What to do. Check each line of the data for "Monthly" and select those that have it.

Materials provided.
- - -

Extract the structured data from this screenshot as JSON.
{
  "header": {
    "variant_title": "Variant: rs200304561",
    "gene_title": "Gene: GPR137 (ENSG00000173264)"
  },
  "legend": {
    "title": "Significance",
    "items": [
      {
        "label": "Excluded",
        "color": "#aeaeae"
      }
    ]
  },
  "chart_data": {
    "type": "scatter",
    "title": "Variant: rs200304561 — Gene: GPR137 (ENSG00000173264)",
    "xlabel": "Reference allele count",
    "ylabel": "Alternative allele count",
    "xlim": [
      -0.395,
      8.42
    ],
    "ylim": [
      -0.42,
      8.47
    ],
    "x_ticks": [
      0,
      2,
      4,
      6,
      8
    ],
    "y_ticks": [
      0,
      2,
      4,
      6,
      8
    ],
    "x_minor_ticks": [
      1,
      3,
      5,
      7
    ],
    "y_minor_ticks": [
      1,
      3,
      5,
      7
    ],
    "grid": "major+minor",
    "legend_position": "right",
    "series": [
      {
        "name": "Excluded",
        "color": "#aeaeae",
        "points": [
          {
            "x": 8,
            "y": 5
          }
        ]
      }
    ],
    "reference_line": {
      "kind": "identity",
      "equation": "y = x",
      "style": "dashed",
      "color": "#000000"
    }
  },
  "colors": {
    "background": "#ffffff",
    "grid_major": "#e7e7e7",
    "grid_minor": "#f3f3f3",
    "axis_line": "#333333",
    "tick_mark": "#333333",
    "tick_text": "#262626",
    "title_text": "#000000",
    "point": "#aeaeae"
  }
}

- - -

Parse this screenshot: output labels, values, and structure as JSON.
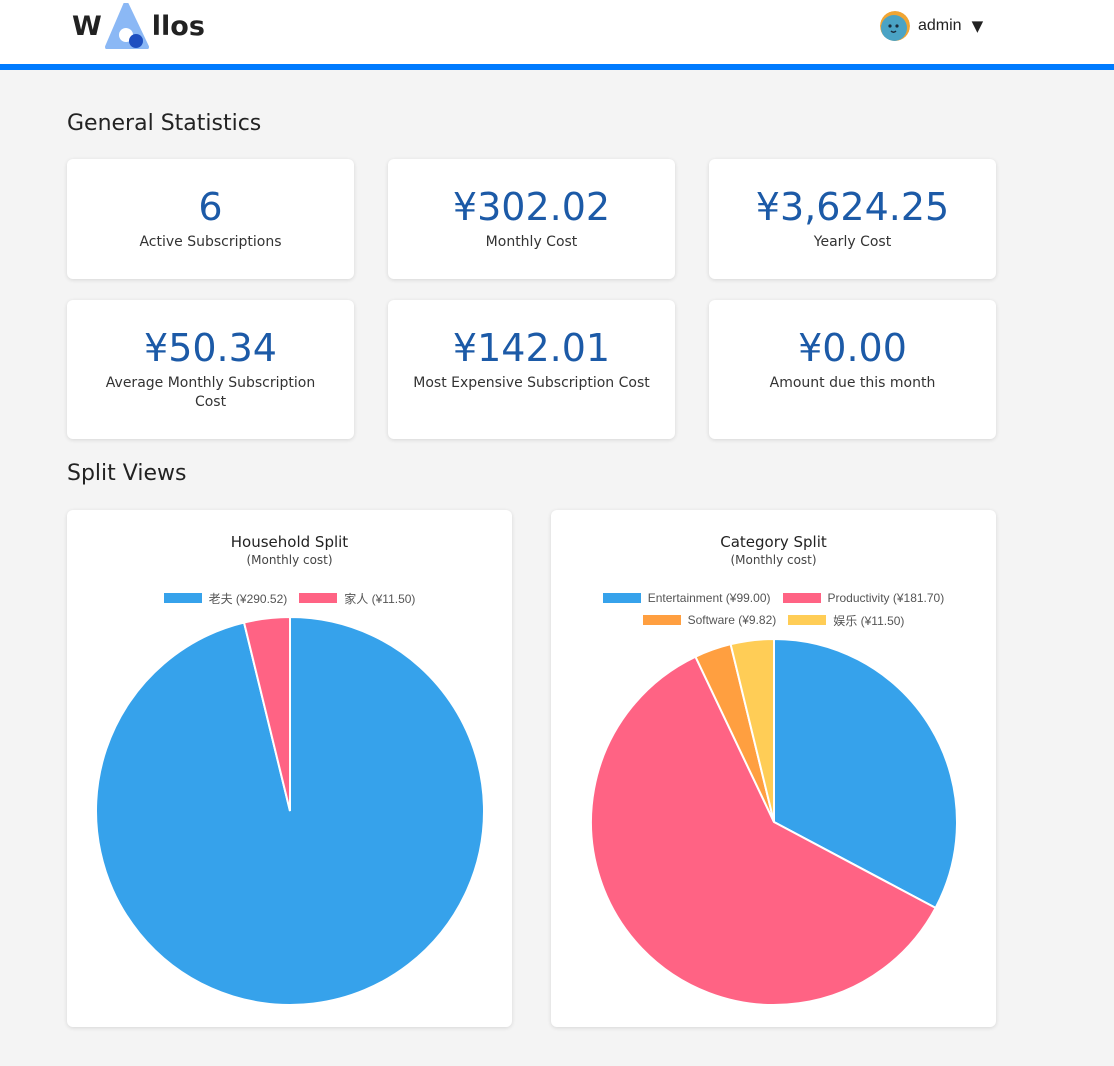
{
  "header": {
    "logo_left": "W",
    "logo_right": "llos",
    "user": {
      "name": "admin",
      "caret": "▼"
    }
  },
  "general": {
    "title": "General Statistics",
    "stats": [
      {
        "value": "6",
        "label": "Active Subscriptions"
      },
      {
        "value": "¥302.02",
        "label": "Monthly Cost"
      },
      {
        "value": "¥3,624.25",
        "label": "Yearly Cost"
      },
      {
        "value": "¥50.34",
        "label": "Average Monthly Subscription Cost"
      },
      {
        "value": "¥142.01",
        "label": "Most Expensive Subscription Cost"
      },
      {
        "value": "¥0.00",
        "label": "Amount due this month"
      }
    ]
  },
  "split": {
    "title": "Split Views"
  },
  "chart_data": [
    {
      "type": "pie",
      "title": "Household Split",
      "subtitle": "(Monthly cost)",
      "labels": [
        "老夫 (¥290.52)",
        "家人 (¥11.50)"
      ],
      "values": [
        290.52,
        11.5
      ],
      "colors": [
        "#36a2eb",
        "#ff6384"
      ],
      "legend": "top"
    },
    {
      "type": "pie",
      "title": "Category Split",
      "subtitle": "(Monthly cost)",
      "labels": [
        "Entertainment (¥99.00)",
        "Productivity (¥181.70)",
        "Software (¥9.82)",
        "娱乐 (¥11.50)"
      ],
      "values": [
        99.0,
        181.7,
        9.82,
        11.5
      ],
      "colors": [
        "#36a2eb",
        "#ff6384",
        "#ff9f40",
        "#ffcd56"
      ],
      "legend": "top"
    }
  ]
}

- - -

Finished task.
        "label": "Monthly Cost"
        "label": "Average Monthly Subscription Cost"
      "subtitle": "(Monthly cost)",
      "subtitle": "(Monthly cost)",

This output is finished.